Of the lines in the records that follow, how many include the word "views"? Answer with a bare number.

######

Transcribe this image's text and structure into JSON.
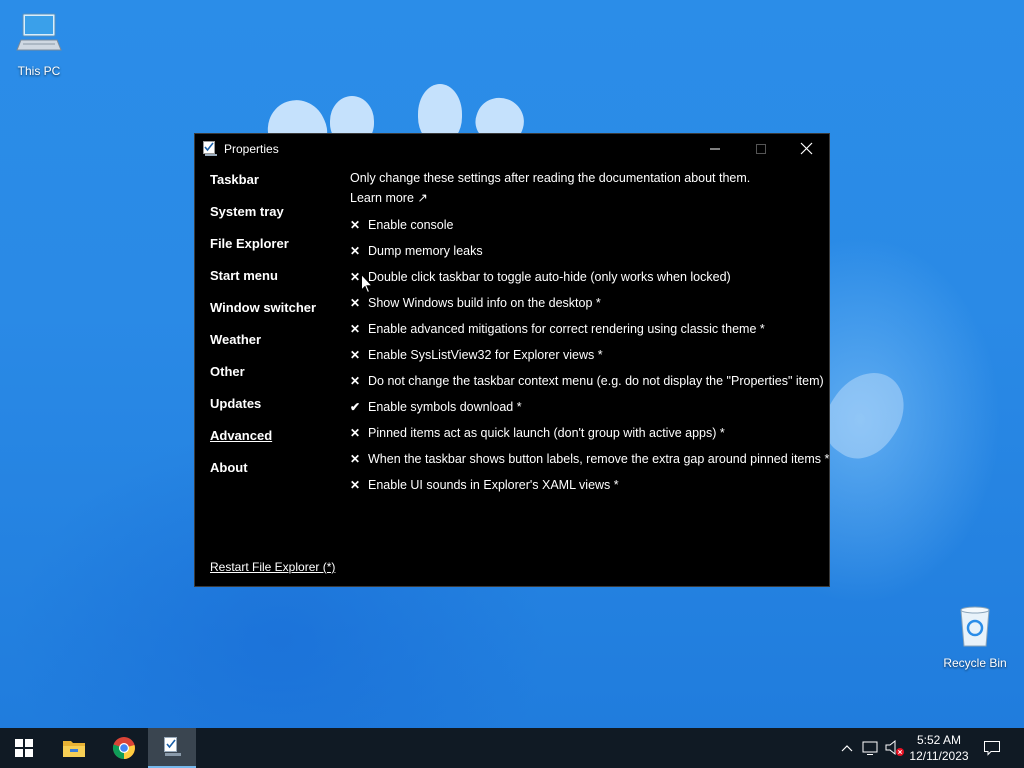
{
  "desktop": {
    "icons": [
      {
        "label": "This PC"
      },
      {
        "label": "Recycle Bin"
      }
    ]
  },
  "window": {
    "title": "Properties",
    "nav": [
      {
        "label": "Taskbar"
      },
      {
        "label": "System tray"
      },
      {
        "label": "File Explorer"
      },
      {
        "label": "Start menu"
      },
      {
        "label": "Window switcher"
      },
      {
        "label": "Weather"
      },
      {
        "label": "Other"
      },
      {
        "label": "Updates"
      },
      {
        "label": "Advanced",
        "active": true
      },
      {
        "label": "About"
      }
    ],
    "description": "Only change these settings after reading the documentation about them.",
    "learn_more": "Learn more ↗",
    "options": [
      {
        "mark": "✕",
        "label": "Enable console"
      },
      {
        "mark": "✕",
        "label": "Dump memory leaks"
      },
      {
        "mark": "✕",
        "label": "Double click taskbar to toggle auto-hide (only works when locked)"
      },
      {
        "mark": "✕",
        "label": "Show Windows build info on the desktop *"
      },
      {
        "mark": "✕",
        "label": "Enable advanced mitigations for correct rendering using classic theme *"
      },
      {
        "mark": "✕",
        "label": "Enable SysListView32 for Explorer views *"
      },
      {
        "mark": "✕",
        "label": "Do not change the taskbar context menu (e.g. do not display the \"Properties\" item)"
      },
      {
        "mark": "✔",
        "label": "Enable symbols download *"
      },
      {
        "mark": "✕",
        "label": "Pinned items act as quick launch (don't group with active apps) *"
      },
      {
        "mark": "✕",
        "label": "When the taskbar shows button labels, remove the extra gap around pinned items *"
      },
      {
        "mark": "✕",
        "label": "Enable UI sounds in Explorer's XAML views *"
      }
    ],
    "restart_link": "Restart File Explorer (*)"
  },
  "taskbar": {
    "apps": [
      {
        "icon": "start-icon"
      },
      {
        "icon": "file-explorer-icon"
      },
      {
        "icon": "chrome-icon"
      },
      {
        "icon": "properties-app-icon",
        "active": true
      }
    ],
    "tray_icons": [
      "chevron-up-icon",
      "network-icon",
      "volume-muted-icon",
      "notification-icon"
    ],
    "time": "5:52 AM",
    "date": "12/11/2023"
  }
}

######

■ ANSWER FOR THE TASK ■
2